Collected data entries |
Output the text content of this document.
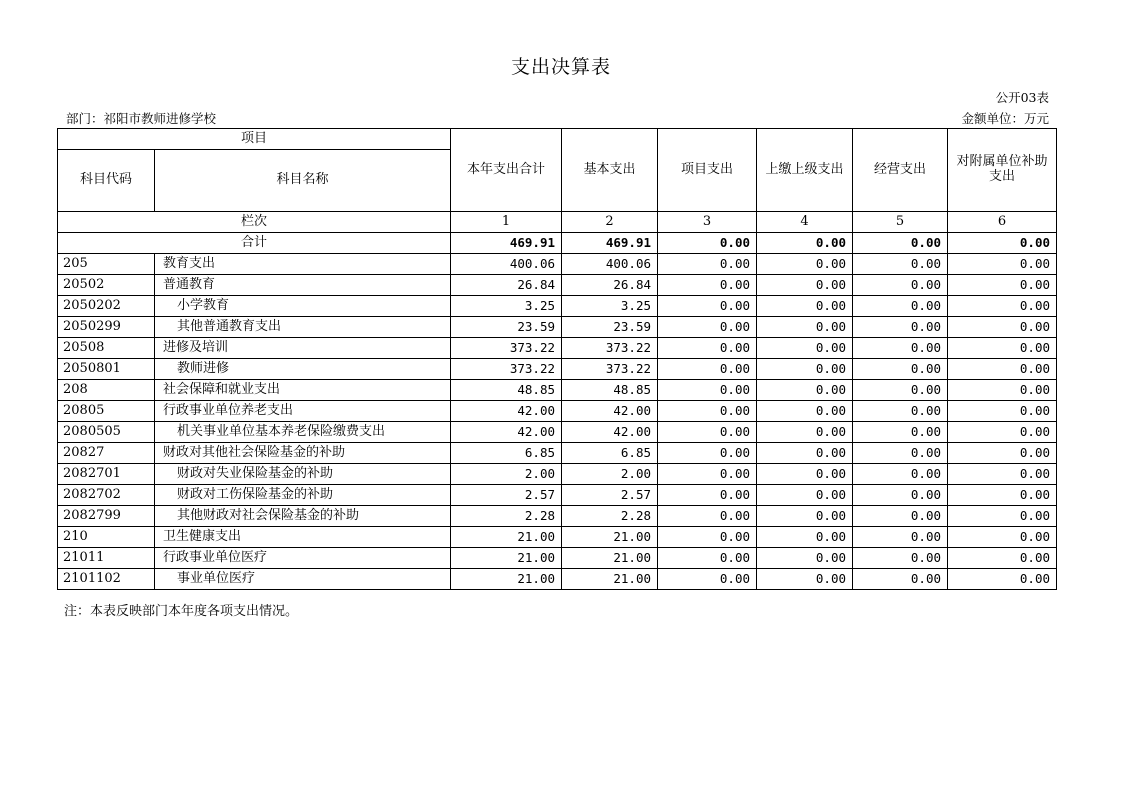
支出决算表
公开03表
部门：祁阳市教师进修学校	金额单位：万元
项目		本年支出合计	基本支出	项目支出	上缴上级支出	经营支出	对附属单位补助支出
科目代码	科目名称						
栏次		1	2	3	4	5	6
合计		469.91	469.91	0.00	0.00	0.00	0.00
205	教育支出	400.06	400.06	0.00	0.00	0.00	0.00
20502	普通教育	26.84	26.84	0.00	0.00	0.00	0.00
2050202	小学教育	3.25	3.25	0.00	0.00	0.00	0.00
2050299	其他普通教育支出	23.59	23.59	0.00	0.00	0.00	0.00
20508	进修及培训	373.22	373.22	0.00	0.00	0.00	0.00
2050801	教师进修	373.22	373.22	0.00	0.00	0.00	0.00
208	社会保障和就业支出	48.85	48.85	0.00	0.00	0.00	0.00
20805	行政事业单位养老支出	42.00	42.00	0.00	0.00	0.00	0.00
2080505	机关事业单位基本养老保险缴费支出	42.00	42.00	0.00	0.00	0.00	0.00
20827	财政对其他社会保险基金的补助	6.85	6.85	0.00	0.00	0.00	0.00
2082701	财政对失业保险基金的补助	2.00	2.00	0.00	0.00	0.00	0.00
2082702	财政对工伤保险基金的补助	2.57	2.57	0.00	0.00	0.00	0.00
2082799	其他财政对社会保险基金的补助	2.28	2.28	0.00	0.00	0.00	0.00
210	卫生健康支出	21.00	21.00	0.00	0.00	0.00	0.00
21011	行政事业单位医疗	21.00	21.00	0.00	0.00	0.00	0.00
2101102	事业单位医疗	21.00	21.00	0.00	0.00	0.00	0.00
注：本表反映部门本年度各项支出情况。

---

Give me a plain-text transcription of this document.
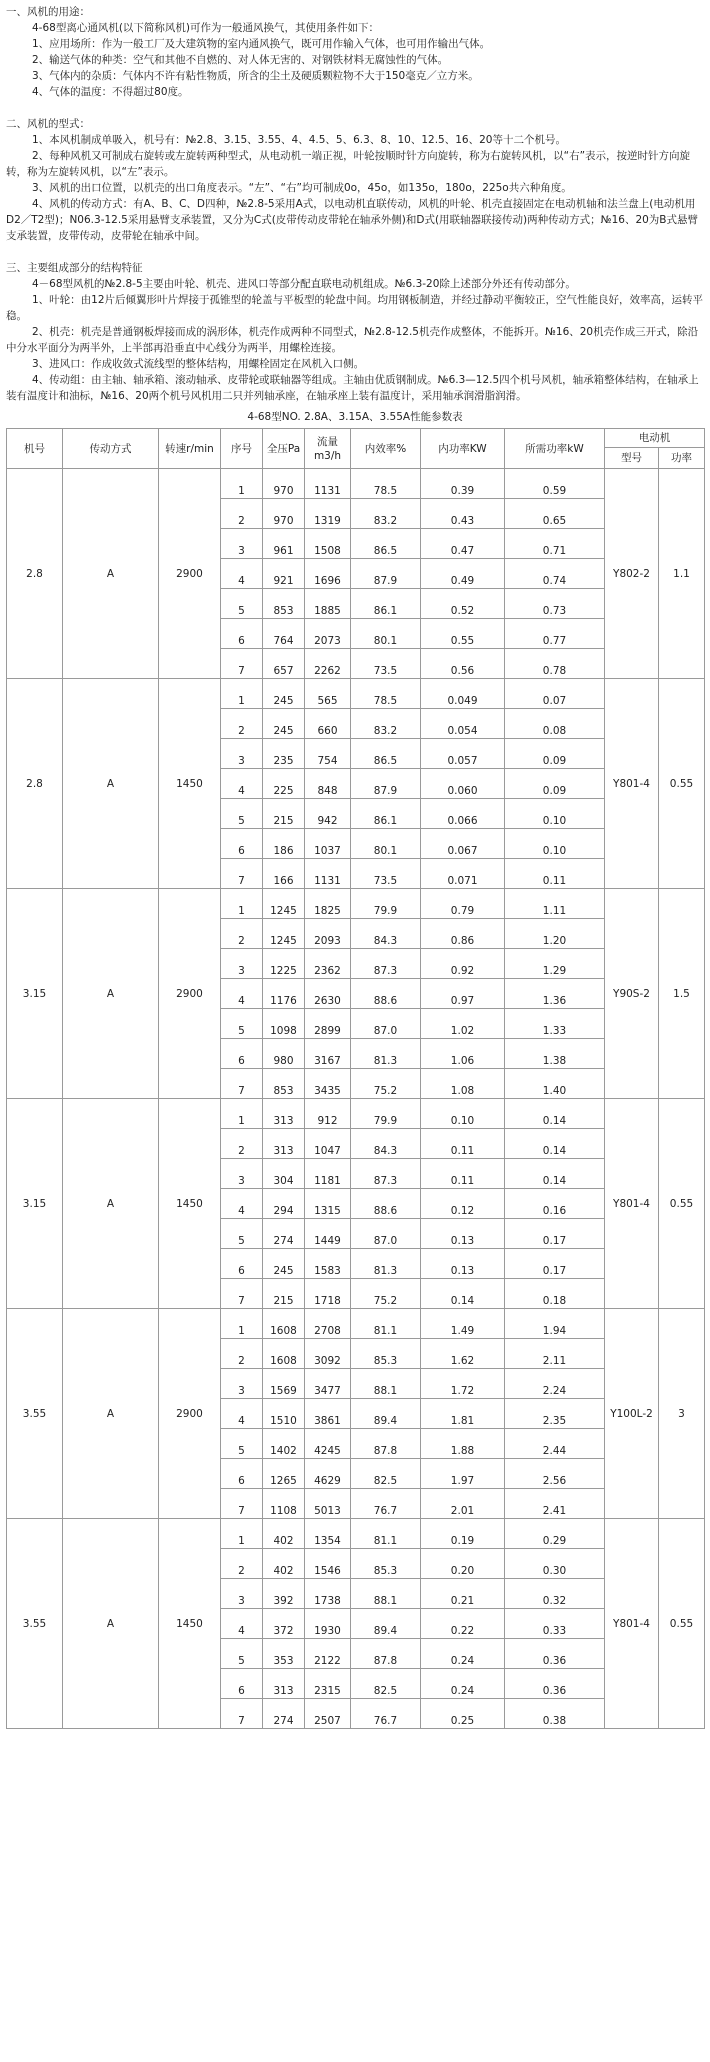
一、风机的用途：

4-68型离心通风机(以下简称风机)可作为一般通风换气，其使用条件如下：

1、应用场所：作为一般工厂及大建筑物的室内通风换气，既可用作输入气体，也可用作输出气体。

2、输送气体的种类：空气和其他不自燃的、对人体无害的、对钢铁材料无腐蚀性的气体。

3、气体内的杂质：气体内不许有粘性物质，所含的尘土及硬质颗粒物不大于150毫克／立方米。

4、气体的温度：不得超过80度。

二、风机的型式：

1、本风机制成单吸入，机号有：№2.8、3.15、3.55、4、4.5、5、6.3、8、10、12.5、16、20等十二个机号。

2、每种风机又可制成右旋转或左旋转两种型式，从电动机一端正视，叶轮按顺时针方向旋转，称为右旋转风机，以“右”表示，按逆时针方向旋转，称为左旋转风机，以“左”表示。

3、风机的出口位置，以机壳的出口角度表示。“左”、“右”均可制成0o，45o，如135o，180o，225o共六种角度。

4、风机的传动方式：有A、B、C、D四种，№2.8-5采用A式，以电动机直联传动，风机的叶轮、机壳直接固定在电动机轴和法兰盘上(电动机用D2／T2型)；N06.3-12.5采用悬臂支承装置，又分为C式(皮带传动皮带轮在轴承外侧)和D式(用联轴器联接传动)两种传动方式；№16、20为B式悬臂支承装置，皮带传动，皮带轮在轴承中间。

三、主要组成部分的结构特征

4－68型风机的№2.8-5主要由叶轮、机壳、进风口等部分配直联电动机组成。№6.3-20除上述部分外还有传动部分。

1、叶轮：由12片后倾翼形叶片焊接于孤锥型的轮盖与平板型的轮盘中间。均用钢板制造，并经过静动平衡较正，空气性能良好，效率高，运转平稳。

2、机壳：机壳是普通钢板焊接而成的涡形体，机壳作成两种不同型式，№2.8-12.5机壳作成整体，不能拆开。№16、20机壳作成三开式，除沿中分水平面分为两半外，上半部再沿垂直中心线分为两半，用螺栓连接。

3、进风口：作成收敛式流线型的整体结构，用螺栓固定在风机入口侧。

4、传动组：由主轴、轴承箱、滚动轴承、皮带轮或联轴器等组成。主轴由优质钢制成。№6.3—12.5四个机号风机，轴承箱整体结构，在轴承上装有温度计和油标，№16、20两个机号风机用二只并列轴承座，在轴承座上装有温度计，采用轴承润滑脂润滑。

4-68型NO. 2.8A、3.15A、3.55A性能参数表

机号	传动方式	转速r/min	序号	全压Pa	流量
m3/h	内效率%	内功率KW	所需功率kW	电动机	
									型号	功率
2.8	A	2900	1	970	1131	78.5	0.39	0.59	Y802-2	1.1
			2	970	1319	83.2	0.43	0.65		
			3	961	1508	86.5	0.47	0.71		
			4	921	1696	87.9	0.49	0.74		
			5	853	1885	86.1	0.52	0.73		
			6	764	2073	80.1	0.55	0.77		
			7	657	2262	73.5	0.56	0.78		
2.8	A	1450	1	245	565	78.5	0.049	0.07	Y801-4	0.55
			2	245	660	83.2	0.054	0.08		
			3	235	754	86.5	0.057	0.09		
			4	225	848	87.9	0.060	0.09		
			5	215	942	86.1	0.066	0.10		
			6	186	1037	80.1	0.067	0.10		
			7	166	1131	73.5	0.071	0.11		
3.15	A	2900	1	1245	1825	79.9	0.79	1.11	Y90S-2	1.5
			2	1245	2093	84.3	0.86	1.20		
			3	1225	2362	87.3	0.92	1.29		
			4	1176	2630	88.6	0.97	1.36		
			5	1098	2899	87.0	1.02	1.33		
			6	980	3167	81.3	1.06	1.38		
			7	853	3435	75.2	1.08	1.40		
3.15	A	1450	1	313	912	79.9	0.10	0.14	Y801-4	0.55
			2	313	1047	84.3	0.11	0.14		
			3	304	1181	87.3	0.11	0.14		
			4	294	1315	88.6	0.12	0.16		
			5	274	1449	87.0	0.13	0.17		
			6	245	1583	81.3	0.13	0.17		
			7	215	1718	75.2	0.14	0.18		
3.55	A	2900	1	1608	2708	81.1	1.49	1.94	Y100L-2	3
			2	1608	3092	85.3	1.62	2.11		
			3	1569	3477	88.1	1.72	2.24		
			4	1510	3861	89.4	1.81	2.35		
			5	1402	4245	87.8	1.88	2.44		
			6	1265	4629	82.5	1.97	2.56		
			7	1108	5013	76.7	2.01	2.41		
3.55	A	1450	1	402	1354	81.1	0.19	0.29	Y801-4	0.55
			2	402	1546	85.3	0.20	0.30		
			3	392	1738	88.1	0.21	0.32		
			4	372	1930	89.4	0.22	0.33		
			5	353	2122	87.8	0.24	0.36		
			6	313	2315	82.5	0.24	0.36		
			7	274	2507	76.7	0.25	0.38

Your instructions | Report every line containing the word "this" from the listing above.

Solution below |
Output the text content of this document.
Give me a plain-text transcription of this document.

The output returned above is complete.